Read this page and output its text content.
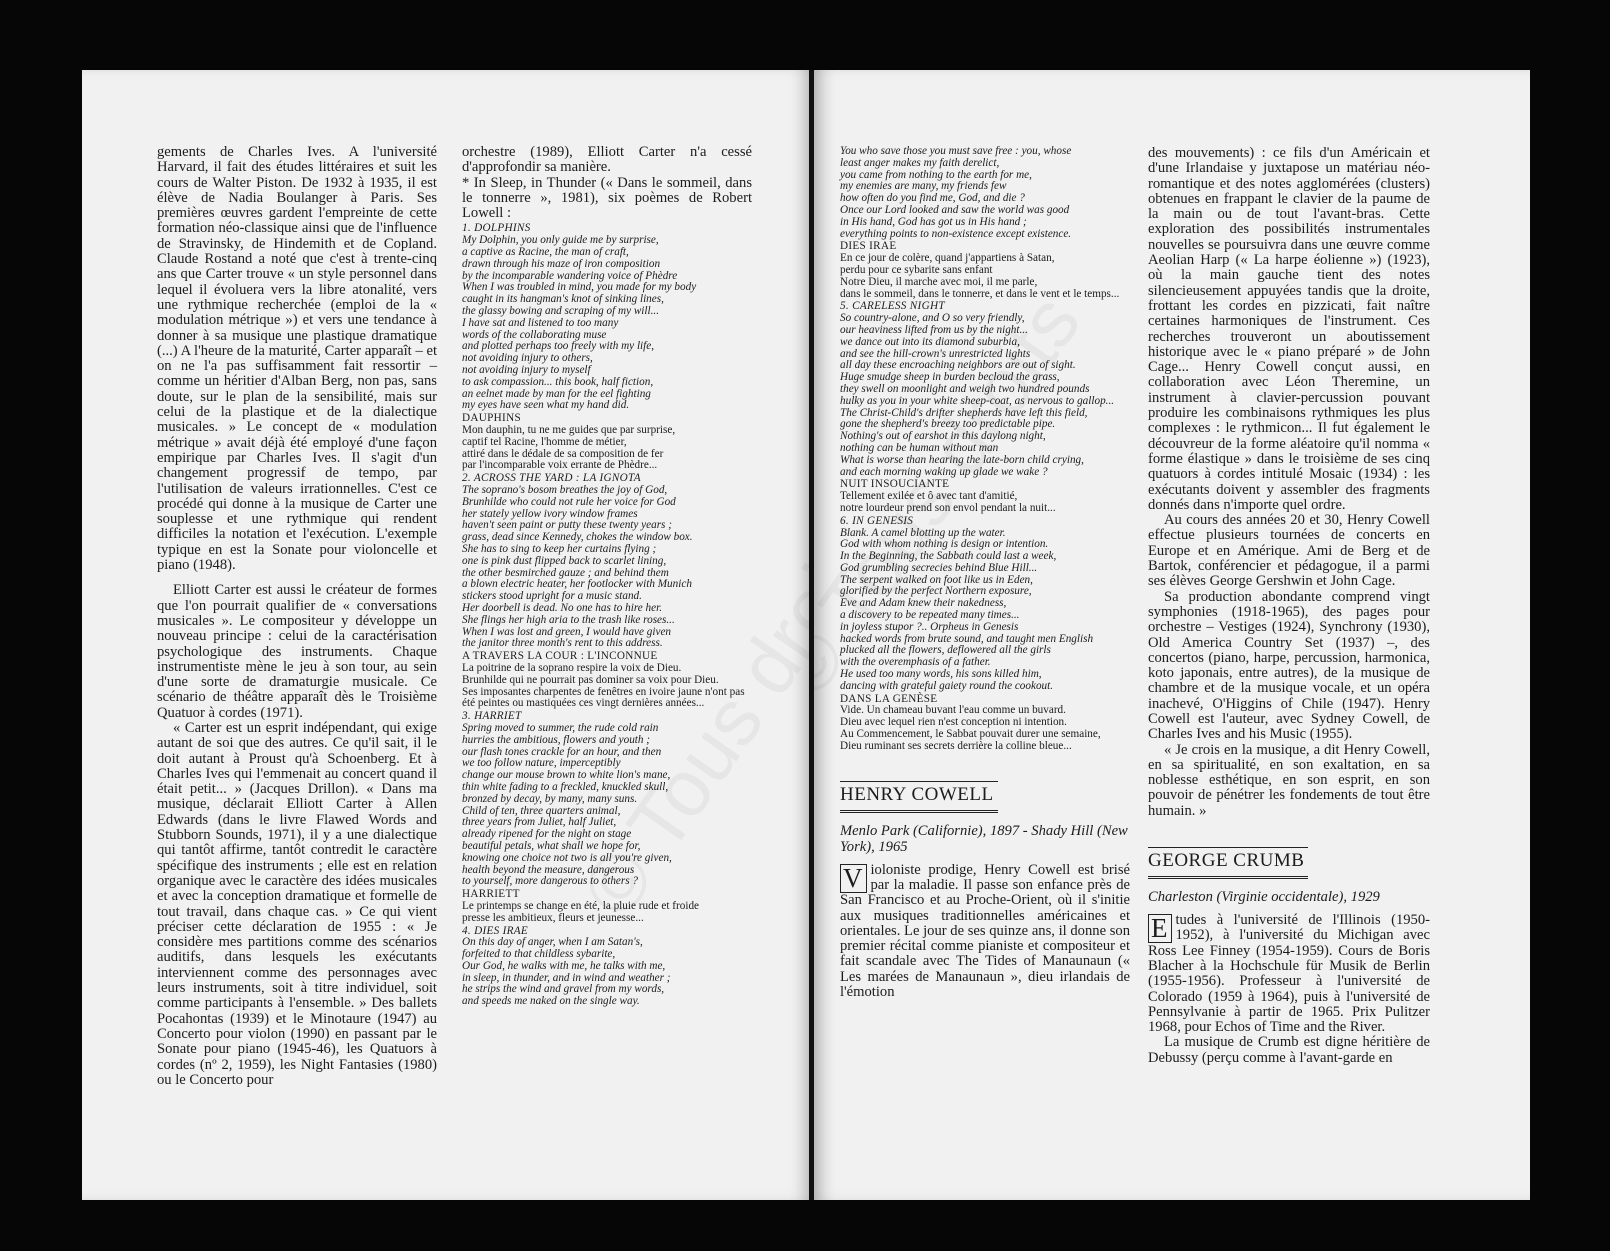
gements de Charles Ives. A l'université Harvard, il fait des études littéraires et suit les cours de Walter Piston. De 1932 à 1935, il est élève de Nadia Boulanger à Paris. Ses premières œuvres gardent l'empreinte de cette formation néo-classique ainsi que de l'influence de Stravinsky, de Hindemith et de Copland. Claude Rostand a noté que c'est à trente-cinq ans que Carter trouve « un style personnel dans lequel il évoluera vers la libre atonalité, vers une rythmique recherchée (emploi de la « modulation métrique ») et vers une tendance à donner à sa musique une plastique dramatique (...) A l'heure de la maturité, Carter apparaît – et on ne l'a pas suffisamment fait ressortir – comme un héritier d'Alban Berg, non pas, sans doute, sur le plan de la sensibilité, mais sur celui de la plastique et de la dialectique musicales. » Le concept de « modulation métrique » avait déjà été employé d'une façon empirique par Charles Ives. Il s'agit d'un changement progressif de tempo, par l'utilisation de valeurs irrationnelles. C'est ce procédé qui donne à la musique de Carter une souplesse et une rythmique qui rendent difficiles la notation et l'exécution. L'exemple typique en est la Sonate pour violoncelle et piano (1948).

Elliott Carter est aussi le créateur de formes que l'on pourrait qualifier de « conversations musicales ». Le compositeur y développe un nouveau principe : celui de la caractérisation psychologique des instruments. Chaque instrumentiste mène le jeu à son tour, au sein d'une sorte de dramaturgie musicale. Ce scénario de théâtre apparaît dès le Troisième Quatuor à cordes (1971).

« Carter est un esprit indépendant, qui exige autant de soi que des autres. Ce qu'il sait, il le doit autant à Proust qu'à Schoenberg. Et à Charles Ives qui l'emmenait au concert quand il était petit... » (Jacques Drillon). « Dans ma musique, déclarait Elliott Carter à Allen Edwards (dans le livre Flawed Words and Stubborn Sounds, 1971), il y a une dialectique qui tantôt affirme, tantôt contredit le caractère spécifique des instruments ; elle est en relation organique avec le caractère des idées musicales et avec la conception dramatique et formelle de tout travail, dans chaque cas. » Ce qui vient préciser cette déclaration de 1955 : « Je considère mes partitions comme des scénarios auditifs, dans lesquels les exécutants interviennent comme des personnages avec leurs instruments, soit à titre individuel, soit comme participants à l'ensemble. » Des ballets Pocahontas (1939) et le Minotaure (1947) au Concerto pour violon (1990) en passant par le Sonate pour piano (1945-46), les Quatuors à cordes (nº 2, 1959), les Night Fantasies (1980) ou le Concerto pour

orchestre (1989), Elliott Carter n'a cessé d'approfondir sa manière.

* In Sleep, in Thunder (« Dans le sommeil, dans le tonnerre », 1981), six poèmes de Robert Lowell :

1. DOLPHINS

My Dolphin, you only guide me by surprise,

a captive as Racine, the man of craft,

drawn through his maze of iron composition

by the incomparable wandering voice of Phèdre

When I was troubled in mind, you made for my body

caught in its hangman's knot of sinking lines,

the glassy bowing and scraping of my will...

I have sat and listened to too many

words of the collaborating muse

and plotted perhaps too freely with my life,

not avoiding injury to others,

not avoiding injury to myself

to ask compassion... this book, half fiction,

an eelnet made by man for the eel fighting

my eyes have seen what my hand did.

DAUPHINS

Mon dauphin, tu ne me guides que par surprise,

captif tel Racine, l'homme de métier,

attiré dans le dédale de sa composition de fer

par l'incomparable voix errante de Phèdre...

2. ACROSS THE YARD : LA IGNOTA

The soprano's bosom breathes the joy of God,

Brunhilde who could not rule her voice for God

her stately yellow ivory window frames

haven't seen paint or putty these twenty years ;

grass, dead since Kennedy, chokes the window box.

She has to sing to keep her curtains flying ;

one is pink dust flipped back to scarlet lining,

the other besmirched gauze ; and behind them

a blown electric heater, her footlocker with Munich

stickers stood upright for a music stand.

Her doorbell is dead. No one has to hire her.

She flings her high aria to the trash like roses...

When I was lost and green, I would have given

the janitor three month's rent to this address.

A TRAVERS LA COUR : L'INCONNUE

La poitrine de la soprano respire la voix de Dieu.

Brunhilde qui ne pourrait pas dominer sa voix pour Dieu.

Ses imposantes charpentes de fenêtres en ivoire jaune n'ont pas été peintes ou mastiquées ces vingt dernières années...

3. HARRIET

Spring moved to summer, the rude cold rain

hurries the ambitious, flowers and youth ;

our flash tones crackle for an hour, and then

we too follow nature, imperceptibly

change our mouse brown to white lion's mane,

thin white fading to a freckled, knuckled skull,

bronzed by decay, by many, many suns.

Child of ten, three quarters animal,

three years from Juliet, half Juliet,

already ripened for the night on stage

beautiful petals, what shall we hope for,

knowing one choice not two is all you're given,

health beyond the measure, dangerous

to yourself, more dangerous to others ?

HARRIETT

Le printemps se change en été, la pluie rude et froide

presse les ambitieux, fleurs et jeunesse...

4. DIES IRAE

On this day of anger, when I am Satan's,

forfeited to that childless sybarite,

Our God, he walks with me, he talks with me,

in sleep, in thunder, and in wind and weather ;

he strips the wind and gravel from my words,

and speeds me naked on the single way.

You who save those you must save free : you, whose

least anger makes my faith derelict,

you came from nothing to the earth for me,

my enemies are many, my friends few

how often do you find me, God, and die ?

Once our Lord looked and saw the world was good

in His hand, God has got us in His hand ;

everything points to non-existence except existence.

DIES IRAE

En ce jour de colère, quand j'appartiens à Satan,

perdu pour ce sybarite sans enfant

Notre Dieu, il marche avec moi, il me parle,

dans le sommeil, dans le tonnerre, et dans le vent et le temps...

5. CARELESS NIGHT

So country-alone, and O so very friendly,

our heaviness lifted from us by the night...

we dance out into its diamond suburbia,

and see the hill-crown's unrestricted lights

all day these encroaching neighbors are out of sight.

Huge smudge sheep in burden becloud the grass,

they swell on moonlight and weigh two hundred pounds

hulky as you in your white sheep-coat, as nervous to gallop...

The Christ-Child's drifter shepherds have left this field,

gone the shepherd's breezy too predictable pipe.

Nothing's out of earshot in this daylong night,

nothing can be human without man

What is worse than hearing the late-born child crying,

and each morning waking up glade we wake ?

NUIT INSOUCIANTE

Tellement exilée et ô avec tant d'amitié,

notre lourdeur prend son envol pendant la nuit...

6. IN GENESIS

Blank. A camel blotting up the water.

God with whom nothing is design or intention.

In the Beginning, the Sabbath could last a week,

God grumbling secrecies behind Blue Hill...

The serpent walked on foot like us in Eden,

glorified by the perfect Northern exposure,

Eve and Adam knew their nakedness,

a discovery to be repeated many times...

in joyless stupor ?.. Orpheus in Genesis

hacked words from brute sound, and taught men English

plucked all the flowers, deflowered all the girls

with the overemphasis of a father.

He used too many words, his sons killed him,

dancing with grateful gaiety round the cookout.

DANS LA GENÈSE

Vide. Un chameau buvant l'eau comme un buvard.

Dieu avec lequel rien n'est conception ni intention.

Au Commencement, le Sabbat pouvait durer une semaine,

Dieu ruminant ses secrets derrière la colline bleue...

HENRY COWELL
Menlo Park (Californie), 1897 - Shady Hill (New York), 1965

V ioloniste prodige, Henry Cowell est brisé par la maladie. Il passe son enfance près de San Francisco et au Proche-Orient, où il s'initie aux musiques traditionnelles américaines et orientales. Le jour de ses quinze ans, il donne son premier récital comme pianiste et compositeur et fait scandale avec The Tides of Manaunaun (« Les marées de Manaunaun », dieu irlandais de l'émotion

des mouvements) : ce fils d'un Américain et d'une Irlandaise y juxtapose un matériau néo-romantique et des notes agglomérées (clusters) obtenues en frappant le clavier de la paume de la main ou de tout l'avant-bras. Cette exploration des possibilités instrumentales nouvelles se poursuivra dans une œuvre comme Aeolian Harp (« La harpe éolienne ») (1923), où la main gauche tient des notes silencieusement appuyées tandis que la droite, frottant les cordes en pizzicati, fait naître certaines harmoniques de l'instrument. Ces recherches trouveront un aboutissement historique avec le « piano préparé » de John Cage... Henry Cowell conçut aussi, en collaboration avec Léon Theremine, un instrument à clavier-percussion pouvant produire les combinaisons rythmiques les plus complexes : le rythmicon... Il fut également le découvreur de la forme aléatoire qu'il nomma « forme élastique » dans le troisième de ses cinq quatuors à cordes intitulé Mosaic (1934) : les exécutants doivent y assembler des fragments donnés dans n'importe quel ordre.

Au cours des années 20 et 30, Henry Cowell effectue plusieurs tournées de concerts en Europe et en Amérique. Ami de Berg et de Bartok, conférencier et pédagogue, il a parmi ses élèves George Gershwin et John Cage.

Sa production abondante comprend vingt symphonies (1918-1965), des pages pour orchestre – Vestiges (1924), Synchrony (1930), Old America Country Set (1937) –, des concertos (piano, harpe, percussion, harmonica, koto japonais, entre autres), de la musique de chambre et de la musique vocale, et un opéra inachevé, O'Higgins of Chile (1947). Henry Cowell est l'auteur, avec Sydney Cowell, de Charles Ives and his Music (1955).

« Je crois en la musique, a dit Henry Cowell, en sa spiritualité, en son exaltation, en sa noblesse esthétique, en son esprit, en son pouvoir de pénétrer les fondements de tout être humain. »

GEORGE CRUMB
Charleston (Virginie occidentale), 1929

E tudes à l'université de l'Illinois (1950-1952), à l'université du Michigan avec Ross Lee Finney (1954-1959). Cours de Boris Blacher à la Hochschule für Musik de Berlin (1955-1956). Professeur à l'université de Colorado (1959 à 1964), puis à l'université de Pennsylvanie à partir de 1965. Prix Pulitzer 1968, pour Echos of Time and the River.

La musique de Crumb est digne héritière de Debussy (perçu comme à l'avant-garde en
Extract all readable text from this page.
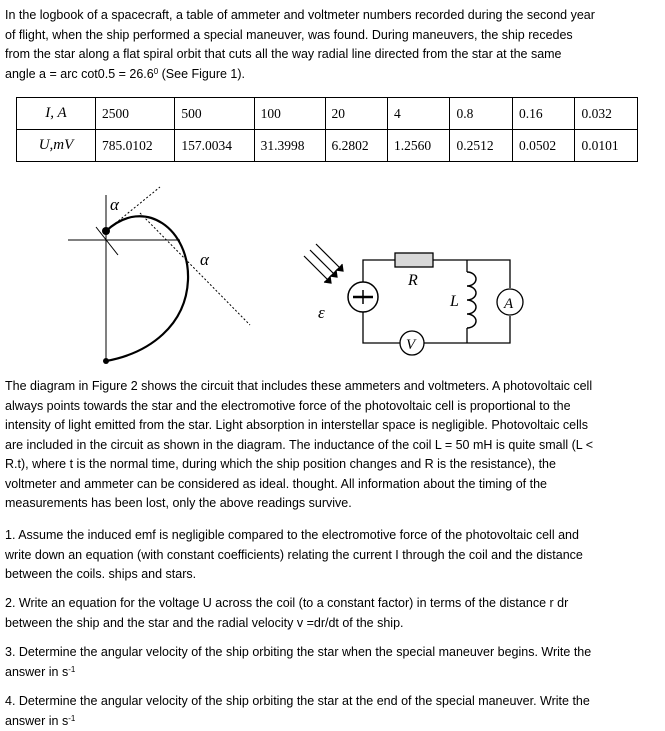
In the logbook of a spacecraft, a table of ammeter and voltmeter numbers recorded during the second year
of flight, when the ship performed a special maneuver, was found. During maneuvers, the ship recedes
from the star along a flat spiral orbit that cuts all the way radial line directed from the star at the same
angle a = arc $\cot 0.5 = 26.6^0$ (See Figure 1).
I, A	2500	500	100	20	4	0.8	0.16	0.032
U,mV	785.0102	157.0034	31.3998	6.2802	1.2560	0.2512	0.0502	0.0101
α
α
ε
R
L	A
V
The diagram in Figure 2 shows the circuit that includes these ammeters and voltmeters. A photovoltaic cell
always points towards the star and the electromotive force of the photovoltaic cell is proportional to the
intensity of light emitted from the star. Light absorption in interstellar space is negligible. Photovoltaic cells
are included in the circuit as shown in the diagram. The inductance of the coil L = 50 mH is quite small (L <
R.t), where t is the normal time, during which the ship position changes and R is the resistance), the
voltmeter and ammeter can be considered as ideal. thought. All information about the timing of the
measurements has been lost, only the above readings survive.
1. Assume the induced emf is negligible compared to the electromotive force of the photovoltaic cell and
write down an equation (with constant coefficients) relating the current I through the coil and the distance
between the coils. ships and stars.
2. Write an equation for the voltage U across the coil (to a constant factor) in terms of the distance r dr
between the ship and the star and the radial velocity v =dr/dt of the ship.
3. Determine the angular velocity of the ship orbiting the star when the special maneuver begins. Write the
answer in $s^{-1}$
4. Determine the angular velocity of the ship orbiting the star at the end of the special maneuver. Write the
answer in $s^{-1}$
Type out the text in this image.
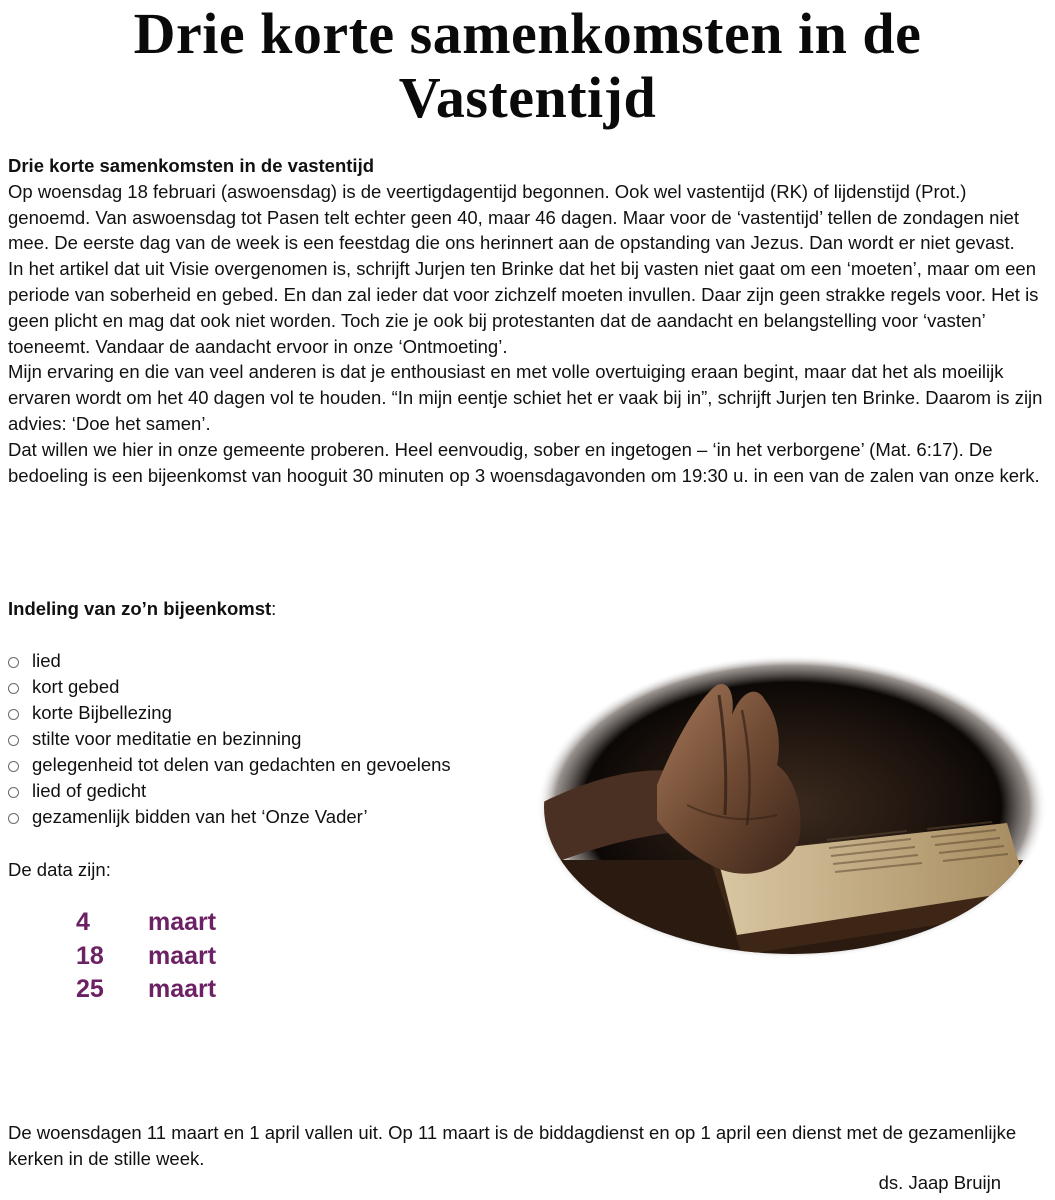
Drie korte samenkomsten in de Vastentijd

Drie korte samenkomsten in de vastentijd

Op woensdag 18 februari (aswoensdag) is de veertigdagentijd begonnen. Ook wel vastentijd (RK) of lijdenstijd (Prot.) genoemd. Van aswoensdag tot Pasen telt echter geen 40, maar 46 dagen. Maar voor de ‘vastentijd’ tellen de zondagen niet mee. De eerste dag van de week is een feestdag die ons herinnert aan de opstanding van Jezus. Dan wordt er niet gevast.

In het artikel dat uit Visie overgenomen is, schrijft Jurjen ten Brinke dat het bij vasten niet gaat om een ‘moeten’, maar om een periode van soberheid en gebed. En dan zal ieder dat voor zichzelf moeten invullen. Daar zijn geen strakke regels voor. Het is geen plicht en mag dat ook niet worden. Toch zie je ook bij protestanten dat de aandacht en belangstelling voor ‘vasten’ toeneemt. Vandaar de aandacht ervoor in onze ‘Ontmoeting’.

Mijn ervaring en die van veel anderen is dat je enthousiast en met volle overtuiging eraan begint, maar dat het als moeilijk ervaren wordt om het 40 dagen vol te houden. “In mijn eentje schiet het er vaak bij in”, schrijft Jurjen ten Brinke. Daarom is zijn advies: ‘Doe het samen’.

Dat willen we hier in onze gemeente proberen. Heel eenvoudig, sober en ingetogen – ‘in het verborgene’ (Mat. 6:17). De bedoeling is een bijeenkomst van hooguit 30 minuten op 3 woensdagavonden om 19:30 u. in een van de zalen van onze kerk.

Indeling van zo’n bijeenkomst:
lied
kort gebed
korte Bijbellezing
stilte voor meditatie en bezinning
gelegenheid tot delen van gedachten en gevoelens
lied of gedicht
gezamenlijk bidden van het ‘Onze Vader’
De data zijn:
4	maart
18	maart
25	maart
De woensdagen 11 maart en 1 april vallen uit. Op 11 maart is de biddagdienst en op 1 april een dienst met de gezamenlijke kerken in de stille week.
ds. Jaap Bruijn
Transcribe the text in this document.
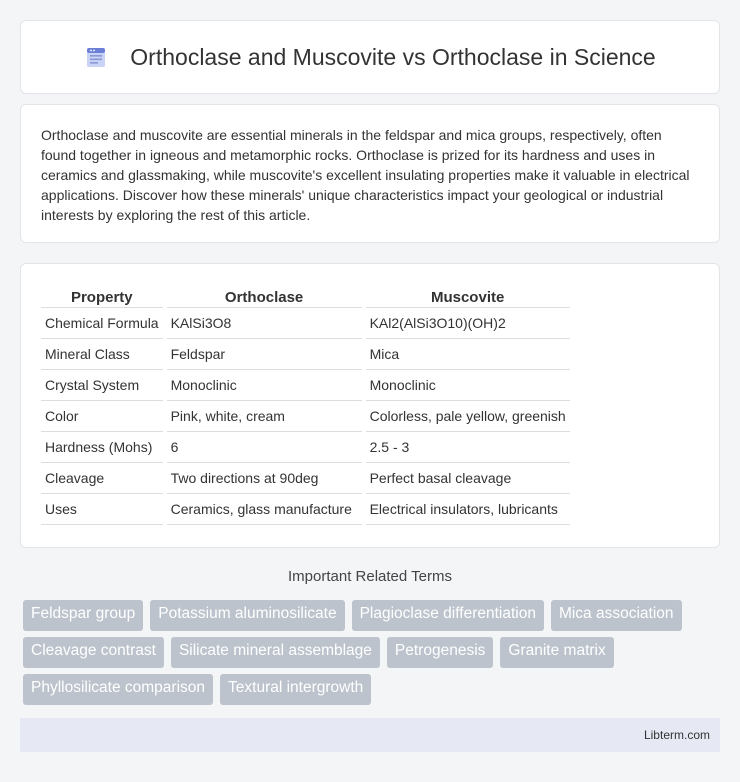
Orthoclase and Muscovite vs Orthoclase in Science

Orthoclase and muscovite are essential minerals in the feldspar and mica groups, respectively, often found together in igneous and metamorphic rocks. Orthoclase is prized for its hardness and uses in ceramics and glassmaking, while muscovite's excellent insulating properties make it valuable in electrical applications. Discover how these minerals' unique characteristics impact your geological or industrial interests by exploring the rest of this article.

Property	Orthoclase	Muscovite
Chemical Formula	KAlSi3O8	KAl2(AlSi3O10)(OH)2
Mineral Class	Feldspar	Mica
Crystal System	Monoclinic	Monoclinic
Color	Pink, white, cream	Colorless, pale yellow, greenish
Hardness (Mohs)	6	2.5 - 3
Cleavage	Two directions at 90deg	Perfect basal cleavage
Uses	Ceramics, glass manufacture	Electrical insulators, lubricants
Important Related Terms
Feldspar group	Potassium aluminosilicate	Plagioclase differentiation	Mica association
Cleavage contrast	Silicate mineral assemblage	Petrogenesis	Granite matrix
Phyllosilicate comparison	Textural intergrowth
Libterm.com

---

Only a number is wanted here: how many lines of the records above contain "maneuver".

3